Copy all lines holding the word "Bioreactor" from the entries.

---------- Dataset records ----------

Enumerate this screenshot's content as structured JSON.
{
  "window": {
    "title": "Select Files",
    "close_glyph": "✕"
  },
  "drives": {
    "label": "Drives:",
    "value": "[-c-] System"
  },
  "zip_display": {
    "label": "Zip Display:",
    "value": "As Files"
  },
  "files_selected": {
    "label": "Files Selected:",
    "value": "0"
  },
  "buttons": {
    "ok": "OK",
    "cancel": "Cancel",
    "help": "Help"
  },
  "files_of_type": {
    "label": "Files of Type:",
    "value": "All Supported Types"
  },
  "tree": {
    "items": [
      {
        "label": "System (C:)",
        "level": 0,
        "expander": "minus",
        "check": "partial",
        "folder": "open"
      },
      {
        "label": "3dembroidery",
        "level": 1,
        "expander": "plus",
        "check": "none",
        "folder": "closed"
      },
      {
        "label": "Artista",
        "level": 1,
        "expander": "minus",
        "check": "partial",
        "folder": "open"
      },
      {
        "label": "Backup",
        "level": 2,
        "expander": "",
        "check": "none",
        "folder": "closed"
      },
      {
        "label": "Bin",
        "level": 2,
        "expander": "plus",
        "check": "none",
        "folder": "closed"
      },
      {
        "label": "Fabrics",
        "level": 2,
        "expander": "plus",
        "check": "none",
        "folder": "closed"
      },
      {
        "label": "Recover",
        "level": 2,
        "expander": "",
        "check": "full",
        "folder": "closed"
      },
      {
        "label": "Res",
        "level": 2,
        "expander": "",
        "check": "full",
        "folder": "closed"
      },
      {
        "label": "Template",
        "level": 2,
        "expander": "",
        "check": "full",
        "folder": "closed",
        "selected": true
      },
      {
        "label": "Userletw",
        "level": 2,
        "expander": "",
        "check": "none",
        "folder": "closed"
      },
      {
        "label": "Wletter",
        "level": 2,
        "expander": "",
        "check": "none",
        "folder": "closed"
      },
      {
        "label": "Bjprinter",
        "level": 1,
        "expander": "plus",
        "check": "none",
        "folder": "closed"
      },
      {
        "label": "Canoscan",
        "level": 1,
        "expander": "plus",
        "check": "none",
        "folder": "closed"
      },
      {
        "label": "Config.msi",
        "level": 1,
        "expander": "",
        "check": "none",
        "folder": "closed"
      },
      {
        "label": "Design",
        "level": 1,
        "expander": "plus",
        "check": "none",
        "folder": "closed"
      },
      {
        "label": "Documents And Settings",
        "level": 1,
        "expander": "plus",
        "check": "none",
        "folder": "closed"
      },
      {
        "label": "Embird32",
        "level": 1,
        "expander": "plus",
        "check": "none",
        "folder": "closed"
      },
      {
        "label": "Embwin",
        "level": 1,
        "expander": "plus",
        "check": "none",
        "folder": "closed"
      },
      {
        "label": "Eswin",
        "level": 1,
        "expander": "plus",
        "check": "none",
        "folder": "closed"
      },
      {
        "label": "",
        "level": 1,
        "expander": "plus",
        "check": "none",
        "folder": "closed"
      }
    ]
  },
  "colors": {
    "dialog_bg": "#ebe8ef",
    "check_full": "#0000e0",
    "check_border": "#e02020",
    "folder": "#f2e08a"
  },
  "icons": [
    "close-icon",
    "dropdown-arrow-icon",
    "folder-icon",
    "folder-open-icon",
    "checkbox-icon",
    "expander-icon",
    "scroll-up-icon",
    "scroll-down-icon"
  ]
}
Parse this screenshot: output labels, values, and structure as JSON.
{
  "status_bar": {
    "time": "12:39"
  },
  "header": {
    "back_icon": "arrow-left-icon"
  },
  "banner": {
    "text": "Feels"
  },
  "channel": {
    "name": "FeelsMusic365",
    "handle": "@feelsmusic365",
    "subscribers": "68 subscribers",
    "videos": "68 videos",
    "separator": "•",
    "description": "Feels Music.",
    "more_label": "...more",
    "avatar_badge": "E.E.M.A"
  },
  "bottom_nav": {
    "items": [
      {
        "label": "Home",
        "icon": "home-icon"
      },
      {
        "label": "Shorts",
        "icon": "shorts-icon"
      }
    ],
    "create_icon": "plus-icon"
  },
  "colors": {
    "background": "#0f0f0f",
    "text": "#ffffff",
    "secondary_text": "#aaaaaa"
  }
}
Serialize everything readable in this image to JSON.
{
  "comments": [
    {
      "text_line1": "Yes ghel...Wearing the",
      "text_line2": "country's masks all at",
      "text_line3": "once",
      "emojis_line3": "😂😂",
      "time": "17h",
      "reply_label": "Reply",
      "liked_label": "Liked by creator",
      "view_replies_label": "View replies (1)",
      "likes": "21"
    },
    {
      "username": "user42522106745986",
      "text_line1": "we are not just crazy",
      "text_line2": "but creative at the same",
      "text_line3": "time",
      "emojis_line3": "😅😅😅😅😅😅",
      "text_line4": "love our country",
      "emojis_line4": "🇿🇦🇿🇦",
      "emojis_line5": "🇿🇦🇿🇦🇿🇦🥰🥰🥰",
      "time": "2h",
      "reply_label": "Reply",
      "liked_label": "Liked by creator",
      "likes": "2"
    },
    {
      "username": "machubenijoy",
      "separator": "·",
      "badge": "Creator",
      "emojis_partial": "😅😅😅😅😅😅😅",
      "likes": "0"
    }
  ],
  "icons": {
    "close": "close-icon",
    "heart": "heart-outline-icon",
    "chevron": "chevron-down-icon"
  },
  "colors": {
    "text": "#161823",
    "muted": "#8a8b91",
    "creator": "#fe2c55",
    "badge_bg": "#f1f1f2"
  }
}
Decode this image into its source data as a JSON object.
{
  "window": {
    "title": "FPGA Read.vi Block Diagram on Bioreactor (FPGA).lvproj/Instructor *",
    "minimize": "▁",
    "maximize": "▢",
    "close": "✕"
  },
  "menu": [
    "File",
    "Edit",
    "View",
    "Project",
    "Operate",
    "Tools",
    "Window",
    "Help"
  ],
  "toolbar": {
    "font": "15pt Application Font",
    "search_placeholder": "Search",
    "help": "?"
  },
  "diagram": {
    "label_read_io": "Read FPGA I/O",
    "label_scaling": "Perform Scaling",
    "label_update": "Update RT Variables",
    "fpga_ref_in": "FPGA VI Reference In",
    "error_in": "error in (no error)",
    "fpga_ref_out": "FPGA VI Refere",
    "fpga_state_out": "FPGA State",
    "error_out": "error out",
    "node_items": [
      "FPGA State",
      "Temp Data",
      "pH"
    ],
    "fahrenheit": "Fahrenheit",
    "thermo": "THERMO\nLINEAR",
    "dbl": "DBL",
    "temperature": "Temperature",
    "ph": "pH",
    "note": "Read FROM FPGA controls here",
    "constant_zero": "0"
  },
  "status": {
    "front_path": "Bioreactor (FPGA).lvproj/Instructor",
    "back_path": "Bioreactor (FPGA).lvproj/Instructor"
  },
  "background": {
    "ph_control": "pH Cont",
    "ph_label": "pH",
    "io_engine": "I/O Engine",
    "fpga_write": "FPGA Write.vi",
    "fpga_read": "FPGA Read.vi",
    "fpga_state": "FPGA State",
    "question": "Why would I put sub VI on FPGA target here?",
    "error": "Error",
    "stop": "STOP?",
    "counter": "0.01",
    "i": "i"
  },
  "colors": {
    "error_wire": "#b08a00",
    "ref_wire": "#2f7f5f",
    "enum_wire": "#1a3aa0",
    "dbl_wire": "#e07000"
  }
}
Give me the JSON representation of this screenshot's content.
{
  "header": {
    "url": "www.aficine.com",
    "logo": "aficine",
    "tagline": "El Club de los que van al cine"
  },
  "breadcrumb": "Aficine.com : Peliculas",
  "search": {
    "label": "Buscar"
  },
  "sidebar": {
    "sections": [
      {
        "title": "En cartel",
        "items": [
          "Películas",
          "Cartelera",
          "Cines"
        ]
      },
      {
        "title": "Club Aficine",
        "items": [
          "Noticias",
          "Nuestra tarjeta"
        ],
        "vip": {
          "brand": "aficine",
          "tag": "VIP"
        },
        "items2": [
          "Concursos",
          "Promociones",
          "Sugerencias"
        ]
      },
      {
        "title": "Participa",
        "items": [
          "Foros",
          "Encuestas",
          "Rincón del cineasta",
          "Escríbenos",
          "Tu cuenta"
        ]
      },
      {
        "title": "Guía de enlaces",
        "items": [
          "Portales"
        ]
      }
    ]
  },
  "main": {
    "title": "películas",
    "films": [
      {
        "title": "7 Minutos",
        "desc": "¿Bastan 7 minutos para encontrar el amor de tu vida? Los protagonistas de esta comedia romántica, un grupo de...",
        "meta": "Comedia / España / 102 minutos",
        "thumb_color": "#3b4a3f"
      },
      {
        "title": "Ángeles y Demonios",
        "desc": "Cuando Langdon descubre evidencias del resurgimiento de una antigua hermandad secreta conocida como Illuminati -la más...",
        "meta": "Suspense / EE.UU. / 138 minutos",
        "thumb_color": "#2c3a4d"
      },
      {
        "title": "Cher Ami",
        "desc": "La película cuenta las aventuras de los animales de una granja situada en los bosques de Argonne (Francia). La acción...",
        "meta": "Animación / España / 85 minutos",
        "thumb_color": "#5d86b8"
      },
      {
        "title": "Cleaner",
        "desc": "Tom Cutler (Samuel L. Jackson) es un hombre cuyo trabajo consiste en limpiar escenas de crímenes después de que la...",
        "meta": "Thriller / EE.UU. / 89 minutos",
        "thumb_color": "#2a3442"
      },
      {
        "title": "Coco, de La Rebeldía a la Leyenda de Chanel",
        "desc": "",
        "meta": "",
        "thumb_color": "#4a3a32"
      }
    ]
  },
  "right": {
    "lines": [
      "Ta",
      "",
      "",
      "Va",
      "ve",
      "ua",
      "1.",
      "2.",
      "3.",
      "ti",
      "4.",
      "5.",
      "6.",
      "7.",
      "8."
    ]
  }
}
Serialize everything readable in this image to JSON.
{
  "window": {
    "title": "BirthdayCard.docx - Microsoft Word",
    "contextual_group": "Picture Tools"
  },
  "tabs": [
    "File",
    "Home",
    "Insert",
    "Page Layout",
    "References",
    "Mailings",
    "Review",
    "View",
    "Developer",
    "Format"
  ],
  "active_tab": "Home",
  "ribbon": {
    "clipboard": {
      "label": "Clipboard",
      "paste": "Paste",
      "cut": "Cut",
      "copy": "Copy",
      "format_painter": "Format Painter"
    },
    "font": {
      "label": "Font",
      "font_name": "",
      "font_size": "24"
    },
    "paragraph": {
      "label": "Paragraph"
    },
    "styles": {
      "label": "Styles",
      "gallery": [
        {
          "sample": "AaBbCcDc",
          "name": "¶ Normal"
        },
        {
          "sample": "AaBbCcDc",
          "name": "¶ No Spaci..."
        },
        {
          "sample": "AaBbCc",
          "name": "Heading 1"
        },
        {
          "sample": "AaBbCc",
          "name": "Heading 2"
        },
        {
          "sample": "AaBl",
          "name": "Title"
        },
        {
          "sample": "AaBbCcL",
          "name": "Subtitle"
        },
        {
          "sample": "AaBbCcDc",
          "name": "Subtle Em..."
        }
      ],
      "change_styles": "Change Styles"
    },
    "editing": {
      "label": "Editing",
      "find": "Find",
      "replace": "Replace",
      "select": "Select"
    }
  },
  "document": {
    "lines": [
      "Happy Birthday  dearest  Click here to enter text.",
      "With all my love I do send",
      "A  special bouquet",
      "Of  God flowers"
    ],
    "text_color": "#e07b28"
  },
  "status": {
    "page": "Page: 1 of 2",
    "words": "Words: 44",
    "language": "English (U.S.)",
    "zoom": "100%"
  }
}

----------

▶ **Exercise output**
    "title": "FPGA Read.vi Block Diagram on Bioreactor (FPGA).lvproj/Instructor *",
    "front_path": "Bioreactor (FPGA).lvproj/Instructor",
    "back_path": "Bioreactor (FPGA).lvproj/Instructor"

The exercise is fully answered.